Eine Schweizerin zügelt in Chile die Pferde
Schon als kleines Mädchen war Ivana Franz von Pferden fasziniert. Dabei hatte in ihrer Familie niemand eine Beziehung zum Reitsport. Heute ist sie die einzige Frau in Chile, die westernreitet, und eine der besten Vertreterinnen dieser Disziplin.
Dieses Jahr vertrat sie Chile am jährlichen Treffen der Internationalen Vereinigung der Züchter einheimischer Pferde (FICCC), der wichtigsten Meisterschaft in Südamerika.
Sie erinnert sich nicht, wann oder weshalb dieses Interesse für die Vierbeiner entstanden war, wohl aber, dass es schon im Kleinkindalter war. Eine Familien-Anekdote illustriert dies: Als sie eben gehen lernte, brachte sie ihre Mutter in einen Park in ihrer Geburtsstadt Zürich. Doch anstatt zu spielen, ging Ivana direkt zu einem Pferd und umarmte seine Beine.
«Irgendetwas hatten sie, dass mich besonders anzog», erinnert sie sich heute. Seltsamerweise hatten ihre Eltern überhaupt keine Beziehung zum Reitsport. «In der Tat musste ich als Kind kämpfen, damit mich meine Eltern in einen Reitkurs einschrieben. Einen Grossteil meiner Jugend verbrachte ich mit dem Putzen von Reitställen, als meine Mutter die Reitstunden nicht mehr bezahlen konnte.»
Nach dem Schulunterricht ging sie direkt in den Reitklub, in der Hoffnung, man würde sie vielleicht für einen Augenblick reiten lassen.
Nach dem Schulabschluss arbeitete sie bei verschiedenen Pferdezüchtern und bildete sich in Irland und Frankreich als Zureiterin aus. Gleichzeitig schloss sie ihre Ausbildung als Kinäsiologin ab.
Eine Sommerliebe
2001 reiste sie nach Chile, wo ein Teil ihrer Familie väterlicherseits lebt. Ein Cousin stellte ihr seinen besten Freund vor, mit welchem sie kurz darauf eine Beziehung begann.
«Ich glaubte, es sei eine Sommerliebe. Doch als ich nach Zürich zurückkehrte, fand ich vor meiner Wohnungstüre Rosen, die er mir übers Internet bestellt hatte. Es war eine ganz romantische Geschichte», gibt sie zu.
«Während drei Monaten telefonierten wir täglich, dann kam er mich besuchen. Ein Freund bot ihm eine Arbeit in Italien an und er akzeptierte. Während zwei Jahren unterhielten wir unsere Beziehung über die Distanz.»

SCHRIFTLICHE AUFGABE:
Schreiben Sie den Abschnitt des Textauszugs über die Schweizer Reiterin von „Nach dem Schulabschluss“ bis „eine Beziehung begann.“ neu und setzen Sie dabei „Schottland“ an die Stelle von „Irland“. Die Datensätze stammen aus einer anderen Quelle.

EXTRAHIERTE ANGABEN:
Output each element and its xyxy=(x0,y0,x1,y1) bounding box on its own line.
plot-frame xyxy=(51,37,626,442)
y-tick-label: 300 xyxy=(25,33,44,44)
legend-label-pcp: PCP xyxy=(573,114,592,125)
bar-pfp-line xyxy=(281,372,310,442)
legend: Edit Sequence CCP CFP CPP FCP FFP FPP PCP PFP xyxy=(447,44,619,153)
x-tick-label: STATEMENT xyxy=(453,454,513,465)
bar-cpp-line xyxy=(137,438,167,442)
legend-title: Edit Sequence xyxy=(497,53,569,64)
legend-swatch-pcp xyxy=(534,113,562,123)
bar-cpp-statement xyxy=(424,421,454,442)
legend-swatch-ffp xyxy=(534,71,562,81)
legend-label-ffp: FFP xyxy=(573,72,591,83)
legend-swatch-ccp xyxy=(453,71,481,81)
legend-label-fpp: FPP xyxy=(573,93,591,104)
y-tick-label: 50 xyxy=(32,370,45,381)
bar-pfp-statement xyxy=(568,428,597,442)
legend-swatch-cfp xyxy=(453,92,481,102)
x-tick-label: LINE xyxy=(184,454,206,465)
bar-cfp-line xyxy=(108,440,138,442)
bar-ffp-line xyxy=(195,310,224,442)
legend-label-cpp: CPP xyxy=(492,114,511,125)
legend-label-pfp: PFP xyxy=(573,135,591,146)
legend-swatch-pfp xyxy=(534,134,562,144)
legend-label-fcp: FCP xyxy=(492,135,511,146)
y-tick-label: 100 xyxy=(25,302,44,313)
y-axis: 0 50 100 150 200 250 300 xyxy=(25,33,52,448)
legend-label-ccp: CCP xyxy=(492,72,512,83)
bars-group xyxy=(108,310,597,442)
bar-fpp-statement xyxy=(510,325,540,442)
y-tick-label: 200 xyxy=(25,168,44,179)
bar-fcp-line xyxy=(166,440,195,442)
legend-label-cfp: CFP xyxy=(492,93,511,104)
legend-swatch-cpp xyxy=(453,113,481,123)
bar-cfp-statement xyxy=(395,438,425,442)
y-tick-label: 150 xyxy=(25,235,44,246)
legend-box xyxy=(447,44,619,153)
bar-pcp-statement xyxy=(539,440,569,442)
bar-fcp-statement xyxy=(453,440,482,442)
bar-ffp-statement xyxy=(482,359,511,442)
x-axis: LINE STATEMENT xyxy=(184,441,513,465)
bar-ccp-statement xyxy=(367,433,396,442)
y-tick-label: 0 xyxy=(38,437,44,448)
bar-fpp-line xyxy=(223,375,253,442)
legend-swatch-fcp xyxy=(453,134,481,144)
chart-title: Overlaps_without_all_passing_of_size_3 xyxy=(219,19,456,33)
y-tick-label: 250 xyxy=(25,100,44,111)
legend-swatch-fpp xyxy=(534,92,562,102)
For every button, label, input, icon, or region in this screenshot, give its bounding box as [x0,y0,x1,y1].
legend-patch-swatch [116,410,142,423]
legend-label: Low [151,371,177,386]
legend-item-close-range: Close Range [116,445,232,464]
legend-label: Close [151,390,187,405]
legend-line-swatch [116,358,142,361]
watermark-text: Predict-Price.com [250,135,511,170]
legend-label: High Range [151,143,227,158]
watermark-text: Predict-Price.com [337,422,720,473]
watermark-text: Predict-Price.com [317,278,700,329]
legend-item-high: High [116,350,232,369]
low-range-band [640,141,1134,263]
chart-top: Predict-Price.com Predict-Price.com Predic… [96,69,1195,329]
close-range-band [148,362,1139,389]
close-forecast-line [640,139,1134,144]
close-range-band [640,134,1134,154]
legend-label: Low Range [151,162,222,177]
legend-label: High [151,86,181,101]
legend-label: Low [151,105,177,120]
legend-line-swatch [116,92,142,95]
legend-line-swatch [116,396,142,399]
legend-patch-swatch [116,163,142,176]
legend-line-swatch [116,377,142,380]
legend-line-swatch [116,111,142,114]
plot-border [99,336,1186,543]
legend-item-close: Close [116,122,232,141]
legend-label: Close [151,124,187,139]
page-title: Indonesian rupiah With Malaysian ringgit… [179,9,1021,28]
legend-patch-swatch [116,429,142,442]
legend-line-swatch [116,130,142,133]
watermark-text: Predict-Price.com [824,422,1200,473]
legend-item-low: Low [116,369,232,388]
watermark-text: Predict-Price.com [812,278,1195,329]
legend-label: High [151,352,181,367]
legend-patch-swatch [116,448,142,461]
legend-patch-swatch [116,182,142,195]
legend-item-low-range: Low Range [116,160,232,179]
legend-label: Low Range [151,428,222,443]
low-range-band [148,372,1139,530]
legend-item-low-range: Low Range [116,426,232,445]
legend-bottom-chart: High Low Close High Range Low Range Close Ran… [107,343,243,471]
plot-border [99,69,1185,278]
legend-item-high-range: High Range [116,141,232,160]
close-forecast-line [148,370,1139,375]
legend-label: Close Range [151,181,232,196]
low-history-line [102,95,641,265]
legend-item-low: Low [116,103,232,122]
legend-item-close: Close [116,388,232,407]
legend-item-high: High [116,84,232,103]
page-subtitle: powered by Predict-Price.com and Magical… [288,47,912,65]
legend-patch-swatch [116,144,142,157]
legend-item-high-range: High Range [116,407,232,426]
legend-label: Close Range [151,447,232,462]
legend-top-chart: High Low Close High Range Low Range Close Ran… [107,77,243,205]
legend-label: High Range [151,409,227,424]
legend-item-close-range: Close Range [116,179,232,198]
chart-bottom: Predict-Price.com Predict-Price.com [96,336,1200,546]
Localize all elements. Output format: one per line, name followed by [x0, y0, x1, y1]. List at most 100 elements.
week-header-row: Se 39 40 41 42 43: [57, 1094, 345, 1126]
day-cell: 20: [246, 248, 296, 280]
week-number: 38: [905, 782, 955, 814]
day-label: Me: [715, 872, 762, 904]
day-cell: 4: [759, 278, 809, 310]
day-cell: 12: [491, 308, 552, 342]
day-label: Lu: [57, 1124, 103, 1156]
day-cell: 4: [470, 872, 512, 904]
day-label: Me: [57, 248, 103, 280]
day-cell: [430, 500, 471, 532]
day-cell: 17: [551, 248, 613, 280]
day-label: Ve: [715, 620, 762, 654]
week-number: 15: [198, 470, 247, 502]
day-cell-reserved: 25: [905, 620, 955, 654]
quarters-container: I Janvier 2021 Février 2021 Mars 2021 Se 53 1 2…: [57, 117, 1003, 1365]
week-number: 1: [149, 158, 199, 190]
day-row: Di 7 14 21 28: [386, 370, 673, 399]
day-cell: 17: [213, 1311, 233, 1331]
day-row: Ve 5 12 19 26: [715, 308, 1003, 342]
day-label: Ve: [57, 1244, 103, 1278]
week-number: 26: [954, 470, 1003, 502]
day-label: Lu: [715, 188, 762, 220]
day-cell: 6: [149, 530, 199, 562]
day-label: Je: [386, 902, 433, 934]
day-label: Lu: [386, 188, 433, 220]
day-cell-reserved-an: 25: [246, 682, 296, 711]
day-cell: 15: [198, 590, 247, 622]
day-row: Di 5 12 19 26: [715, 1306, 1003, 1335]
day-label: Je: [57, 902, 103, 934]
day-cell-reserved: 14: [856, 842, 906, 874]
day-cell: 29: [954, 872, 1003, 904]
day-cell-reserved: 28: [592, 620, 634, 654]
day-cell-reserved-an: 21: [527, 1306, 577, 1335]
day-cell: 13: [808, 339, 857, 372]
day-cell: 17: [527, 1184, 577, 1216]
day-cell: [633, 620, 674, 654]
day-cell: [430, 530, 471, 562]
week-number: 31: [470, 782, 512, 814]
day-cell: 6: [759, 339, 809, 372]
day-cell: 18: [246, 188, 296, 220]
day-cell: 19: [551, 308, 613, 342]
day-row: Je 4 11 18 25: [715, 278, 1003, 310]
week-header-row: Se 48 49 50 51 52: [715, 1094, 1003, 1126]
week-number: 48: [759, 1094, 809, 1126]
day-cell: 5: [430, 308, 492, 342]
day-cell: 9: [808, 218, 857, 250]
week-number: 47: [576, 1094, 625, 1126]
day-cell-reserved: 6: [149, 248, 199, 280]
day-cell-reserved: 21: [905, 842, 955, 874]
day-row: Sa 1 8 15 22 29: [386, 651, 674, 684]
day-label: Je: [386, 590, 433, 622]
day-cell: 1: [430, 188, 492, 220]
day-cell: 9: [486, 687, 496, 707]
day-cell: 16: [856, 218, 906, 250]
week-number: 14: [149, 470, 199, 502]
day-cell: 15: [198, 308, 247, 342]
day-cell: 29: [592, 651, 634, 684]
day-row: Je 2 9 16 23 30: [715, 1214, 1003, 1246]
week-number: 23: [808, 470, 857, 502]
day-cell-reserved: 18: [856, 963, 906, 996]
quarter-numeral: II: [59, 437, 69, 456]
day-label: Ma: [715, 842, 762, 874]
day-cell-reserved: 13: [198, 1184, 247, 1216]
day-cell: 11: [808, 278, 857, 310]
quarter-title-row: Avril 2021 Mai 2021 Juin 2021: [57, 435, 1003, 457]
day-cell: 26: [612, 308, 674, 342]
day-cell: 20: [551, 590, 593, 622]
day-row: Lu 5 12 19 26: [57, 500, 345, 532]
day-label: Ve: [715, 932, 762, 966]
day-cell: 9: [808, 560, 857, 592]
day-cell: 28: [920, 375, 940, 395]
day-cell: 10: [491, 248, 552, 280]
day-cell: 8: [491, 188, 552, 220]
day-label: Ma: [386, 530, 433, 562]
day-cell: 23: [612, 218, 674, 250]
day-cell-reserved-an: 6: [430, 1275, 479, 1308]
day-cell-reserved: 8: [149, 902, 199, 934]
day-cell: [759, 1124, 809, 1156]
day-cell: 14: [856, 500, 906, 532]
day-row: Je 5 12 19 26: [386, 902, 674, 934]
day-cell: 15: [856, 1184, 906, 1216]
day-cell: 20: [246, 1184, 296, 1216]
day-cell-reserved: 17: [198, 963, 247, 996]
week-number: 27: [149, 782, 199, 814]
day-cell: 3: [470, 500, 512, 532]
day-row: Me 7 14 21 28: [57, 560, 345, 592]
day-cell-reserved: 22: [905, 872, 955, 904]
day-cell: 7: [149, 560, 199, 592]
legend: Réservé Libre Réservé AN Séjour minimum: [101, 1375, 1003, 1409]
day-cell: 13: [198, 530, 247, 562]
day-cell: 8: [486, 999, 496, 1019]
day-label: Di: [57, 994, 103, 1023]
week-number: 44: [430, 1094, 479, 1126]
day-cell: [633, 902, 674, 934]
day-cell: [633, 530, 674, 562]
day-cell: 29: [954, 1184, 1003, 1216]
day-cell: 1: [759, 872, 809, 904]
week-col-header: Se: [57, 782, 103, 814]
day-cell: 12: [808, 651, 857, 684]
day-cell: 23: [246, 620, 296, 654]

RICHTIGE ANTWORT:
Nach dem Schulabschluss arbeitete sie bei verschiedenen Pferdezüchtern und bildete sich in Schottland und Frankreich als Zureiterin aus. Gleichzeitig schloss sie ihre Ausbildung als Kinäsiologin ab.
Eine Sommerliebe
2001 reiste sie nach Chile, wo ein Teil ihrer Familie väterlicherseits lebt. Ein Cousin stellte ihr seinen besten Freund vor, mit welchem sie kurz darauf eine Beziehung begann.